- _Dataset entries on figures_
━━━
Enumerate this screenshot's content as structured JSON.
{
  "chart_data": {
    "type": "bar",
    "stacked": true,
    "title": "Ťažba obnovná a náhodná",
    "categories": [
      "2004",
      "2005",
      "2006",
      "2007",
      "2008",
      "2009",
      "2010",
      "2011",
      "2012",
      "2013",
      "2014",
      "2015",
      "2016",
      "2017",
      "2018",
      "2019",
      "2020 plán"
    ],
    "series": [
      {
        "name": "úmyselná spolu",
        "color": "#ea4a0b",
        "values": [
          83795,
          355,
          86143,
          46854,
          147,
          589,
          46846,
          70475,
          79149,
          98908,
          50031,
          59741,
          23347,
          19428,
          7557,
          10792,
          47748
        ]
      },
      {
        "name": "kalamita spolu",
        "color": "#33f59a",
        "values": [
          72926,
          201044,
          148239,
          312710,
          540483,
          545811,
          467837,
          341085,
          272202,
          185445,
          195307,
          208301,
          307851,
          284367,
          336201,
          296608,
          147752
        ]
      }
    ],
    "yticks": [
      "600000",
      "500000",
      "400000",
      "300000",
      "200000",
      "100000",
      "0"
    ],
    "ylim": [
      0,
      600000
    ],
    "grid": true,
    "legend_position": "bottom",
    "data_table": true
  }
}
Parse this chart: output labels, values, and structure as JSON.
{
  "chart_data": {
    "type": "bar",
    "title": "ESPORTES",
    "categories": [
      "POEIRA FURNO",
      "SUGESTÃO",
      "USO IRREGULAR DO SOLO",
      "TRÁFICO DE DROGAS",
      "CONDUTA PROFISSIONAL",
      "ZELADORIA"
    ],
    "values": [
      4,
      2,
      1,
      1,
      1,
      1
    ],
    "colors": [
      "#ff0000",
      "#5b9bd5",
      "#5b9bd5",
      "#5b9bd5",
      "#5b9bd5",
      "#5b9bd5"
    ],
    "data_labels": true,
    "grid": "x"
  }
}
━━━
Identify lines with the string "spolu". Copy each one.

        "name": "úmyselná spolu",
        "name": "kalamita spolu",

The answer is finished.